Exercise details: Reproduce exactly the final portion of the data: every line from the one containing "Convert this document image to plain text." through the last line, inclusive.

(Data entries)
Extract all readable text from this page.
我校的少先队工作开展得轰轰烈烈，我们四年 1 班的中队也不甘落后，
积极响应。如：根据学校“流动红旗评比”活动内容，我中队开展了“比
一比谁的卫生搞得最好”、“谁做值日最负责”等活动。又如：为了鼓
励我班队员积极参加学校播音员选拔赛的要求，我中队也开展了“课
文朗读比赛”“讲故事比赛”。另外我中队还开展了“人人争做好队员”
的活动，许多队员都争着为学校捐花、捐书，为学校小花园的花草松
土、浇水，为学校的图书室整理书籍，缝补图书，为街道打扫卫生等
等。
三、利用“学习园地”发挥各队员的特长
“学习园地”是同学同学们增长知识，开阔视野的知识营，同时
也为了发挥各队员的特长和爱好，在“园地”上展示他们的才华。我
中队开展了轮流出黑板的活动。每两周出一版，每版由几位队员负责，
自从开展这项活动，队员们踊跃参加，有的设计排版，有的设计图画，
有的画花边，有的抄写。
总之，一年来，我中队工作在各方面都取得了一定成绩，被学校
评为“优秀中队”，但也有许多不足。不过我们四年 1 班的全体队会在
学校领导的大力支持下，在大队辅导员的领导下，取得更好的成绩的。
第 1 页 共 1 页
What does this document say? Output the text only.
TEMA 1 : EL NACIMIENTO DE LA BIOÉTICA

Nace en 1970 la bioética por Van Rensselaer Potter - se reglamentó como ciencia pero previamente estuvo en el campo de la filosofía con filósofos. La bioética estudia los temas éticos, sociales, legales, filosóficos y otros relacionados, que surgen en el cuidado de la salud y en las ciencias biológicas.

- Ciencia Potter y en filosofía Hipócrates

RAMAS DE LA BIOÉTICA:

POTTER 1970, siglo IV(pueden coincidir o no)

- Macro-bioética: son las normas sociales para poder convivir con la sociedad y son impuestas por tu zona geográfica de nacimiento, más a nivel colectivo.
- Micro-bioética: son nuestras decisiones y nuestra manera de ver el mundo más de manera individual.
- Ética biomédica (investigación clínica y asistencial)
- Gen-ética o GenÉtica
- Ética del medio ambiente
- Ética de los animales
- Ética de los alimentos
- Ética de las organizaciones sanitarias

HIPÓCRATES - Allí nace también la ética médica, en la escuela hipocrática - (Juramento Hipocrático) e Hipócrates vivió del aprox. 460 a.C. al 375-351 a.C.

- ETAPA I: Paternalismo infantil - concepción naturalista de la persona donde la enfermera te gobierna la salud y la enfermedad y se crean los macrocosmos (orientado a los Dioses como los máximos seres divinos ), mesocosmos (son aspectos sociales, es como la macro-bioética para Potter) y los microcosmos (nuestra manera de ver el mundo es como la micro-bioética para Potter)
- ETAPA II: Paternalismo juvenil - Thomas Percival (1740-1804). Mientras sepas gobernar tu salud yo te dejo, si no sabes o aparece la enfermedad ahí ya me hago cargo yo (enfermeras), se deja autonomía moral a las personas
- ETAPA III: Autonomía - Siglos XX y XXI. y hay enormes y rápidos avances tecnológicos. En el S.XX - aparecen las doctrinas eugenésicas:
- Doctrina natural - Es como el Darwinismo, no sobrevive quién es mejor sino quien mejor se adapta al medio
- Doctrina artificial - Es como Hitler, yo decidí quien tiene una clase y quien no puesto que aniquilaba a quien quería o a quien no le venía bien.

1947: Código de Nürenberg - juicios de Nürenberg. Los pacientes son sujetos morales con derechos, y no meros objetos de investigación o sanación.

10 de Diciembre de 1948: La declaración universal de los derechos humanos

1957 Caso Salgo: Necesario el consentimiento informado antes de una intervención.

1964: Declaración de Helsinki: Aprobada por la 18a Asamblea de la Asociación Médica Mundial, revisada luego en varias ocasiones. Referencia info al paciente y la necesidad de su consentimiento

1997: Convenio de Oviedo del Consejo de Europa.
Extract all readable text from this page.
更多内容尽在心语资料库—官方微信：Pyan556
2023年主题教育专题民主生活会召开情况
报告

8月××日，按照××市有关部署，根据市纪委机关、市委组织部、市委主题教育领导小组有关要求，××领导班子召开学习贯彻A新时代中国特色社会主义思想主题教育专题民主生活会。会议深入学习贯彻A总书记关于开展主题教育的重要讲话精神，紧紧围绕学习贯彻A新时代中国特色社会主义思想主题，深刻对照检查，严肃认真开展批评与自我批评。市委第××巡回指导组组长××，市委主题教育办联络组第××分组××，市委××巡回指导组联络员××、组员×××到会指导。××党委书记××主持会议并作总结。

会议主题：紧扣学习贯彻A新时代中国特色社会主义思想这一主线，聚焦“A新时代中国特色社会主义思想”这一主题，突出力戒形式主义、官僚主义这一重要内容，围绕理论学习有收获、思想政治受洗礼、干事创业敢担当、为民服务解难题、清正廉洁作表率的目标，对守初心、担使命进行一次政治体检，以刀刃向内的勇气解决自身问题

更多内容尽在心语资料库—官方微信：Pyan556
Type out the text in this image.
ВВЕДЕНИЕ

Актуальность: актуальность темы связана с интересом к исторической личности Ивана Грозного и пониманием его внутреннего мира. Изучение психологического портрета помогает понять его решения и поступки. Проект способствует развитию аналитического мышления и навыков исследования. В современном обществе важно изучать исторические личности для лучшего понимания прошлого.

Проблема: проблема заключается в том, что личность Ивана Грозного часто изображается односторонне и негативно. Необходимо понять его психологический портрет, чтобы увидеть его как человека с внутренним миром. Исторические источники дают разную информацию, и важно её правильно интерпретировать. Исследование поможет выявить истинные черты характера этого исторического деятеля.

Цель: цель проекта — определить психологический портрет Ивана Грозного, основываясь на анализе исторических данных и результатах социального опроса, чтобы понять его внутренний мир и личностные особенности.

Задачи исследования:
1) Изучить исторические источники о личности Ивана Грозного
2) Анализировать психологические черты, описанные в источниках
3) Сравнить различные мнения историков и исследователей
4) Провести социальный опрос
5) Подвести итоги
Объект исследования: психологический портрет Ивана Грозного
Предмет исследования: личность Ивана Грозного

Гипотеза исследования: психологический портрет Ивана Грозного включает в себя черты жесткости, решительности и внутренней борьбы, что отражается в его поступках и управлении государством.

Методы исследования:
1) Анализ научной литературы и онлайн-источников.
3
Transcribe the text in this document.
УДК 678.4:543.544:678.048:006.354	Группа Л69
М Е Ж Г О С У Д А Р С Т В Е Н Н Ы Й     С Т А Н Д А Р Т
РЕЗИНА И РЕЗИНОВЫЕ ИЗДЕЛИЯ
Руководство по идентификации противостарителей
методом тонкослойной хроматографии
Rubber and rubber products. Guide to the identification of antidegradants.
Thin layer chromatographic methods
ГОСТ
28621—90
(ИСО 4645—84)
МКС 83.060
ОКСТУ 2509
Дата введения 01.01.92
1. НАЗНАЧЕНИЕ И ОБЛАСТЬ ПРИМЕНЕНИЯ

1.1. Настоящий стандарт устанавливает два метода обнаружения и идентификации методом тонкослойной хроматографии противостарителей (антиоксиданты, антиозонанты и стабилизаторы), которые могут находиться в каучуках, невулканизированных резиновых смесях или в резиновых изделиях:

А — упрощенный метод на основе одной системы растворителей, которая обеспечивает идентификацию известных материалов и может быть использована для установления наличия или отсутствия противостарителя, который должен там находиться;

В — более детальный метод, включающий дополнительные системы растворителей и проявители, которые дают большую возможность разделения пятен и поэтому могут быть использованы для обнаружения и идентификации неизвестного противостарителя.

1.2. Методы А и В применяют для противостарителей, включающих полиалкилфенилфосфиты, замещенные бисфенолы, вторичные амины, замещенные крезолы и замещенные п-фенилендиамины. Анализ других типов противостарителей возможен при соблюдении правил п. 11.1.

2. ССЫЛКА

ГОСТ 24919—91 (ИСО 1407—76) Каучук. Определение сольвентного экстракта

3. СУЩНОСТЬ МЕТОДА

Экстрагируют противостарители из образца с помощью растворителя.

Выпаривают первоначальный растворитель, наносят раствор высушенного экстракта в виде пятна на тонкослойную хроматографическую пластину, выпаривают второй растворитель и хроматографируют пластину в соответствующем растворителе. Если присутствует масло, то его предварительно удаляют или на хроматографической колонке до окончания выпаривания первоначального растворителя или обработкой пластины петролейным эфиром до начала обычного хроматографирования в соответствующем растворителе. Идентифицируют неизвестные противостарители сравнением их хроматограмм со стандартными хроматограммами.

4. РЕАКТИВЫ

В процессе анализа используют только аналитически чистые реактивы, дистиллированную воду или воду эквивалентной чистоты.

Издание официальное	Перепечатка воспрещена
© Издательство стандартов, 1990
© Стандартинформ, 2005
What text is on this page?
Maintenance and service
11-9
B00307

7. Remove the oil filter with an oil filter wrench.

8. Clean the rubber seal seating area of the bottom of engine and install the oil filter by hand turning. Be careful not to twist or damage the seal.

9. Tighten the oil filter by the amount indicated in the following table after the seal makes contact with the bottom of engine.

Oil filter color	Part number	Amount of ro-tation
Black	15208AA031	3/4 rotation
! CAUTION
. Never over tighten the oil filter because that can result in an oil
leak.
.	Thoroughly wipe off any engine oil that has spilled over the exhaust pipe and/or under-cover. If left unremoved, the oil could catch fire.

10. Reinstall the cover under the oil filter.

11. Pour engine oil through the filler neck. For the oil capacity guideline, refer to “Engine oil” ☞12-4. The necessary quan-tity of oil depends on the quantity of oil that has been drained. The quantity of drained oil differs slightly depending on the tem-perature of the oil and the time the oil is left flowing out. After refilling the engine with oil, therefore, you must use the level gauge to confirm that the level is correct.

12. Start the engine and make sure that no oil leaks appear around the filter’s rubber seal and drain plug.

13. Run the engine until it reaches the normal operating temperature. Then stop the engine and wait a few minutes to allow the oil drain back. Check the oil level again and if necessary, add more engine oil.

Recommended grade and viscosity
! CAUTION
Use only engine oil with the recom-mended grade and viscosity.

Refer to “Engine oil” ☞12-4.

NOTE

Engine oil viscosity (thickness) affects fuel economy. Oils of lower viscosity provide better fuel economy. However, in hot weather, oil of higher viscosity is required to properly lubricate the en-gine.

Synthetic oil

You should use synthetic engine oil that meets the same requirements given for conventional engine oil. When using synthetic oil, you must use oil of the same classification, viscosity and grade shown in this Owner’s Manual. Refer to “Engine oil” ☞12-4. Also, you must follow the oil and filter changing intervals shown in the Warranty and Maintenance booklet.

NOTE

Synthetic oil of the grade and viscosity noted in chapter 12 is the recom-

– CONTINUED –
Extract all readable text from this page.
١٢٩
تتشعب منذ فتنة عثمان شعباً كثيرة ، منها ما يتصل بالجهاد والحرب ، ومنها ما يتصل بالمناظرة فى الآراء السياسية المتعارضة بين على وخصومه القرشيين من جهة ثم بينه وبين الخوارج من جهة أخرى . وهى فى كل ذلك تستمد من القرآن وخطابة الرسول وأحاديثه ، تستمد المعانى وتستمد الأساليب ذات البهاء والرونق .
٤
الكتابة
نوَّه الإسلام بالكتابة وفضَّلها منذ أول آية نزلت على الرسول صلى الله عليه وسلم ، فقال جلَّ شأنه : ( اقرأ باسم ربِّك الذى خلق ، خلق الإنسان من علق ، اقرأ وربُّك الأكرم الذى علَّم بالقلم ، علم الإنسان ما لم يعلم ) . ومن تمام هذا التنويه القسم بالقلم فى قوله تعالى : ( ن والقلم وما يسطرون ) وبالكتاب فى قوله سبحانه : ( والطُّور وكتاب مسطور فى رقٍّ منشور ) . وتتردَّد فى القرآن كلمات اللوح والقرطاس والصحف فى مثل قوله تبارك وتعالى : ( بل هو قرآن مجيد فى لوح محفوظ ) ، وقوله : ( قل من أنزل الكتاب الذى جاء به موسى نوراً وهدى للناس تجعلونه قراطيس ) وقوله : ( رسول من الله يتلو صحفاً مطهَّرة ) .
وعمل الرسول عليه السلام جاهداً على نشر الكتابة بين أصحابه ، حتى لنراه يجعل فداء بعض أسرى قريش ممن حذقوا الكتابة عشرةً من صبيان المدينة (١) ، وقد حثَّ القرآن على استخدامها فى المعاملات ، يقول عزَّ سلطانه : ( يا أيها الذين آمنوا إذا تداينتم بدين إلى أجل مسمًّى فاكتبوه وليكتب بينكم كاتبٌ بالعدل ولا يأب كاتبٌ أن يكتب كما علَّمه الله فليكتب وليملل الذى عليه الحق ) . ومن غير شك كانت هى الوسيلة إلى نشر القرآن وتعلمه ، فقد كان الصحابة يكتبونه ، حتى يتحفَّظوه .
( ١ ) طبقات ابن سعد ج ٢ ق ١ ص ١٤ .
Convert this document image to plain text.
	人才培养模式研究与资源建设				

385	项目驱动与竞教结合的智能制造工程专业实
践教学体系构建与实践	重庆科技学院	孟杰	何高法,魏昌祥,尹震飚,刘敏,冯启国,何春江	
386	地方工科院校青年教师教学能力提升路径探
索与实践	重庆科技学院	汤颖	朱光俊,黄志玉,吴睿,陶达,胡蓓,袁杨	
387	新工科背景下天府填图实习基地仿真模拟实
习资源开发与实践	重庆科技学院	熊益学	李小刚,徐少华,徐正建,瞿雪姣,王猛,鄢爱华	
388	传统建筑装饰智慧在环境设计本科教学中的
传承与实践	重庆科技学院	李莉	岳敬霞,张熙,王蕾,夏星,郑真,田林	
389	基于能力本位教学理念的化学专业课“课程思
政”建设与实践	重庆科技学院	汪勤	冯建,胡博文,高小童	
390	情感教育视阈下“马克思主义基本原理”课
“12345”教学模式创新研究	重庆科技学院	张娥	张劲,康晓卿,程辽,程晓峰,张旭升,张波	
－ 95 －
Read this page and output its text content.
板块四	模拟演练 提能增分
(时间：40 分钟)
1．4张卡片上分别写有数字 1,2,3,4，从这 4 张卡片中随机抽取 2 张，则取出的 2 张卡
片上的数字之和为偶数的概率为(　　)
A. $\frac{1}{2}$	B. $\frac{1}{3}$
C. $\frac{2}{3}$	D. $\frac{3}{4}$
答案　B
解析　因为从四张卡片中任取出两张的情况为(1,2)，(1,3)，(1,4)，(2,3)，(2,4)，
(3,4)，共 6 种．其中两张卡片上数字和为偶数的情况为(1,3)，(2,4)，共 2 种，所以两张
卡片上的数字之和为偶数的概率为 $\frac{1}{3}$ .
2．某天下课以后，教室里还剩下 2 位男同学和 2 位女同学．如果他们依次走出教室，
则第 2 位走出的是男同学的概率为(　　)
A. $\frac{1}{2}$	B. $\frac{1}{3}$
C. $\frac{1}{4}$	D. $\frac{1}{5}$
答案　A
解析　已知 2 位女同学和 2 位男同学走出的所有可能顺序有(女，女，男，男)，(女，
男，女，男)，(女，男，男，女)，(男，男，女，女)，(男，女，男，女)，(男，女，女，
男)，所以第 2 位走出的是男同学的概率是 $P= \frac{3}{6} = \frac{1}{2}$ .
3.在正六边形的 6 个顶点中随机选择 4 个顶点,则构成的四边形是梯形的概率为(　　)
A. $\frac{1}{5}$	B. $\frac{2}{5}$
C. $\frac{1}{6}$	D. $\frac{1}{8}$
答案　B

Final answer:
Convert this document image to plain text.
	人才培养模式研究与资源建设				

385	项目驱动与竞教结合的智能制造工程专业实
践教学体系构建与实践	重庆科技学院	孟杰	何高法,魏昌祥,尹震飚,刘敏,冯启国,何春江	
386	地方工科院校青年教师教学能力提升路径探
索与实践	重庆科技学院	汤颖	朱光俊,黄志玉,吴睿,陶达,胡蓓,袁杨	
387	新工科背景下天府填图实习基地仿真模拟实
习资源开发与实践	重庆科技学院	熊益学	李小刚,徐少华,徐正建,瞿雪姣,王猛,鄢爱华	
388	传统建筑装饰智慧在环境设计本科教学中的
传承与实践	重庆科技学院	李莉	岳敬霞,张熙,王蕾,夏星,郑真,田林	
389	基于能力本位教学理念的化学专业课“课程思
政”建设与实践	重庆科技学院	汪勤	冯建,胡博文,高小童	
390	情感教育视阈下“马克思主义基本原理”课
“12345”教学模式创新研究	重庆科技学院	张娥	张劲,康晓卿,程辽,程晓峰,张旭升,张波	
－ 95 －
Read this page and output its text content.
板块四	模拟演练 提能增分
(时间：40 分钟)
1．4张卡片上分别写有数字 1,2,3,4，从这 4 张卡片中随机抽取 2 张，则取出的 2 张卡
片上的数字之和为偶数的概率为(　　)
A. $\frac{1}{2}$	B. $\frac{1}{3}$
C. $\frac{2}{3}$	D. $\frac{3}{4}$
答案　B
解析　因为从四张卡片中任取出两张的情况为(1,2)，(1,3)，(1,4)，(2,3)，(2,4)，
(3,4)，共 6 种．其中两张卡片上数字和为偶数的情况为(1,3)，(2,4)，共 2 种，所以两张
卡片上的数字之和为偶数的概率为 $\frac{1}{3}$ .
2．某天下课以后，教室里还剩下 2 位男同学和 2 位女同学．如果他们依次走出教室，
则第 2 位走出的是男同学的概率为(　　)
A. $\frac{1}{2}$	B. $\frac{1}{3}$
C. $\frac{1}{4}$	D. $\frac{1}{5}$
答案　A
解析　已知 2 位女同学和 2 位男同学走出的所有可能顺序有(女，女，男，男)，(女，
男，女，男)，(女，男，男，女)，(男，男，女，女)，(男，女，男，女)，(男，女，女，
男)，所以第 2 位走出的是男同学的概率是 $P= \frac{3}{6} = \frac{1}{2}$ .
3.在正六边形的 6 个顶点中随机选择 4 个顶点,则构成的四边形是梯形的概率为(　　)
A. $\frac{1}{5}$	B. $\frac{2}{5}$
C. $\frac{1}{6}$	D. $\frac{1}{8}$
答案　B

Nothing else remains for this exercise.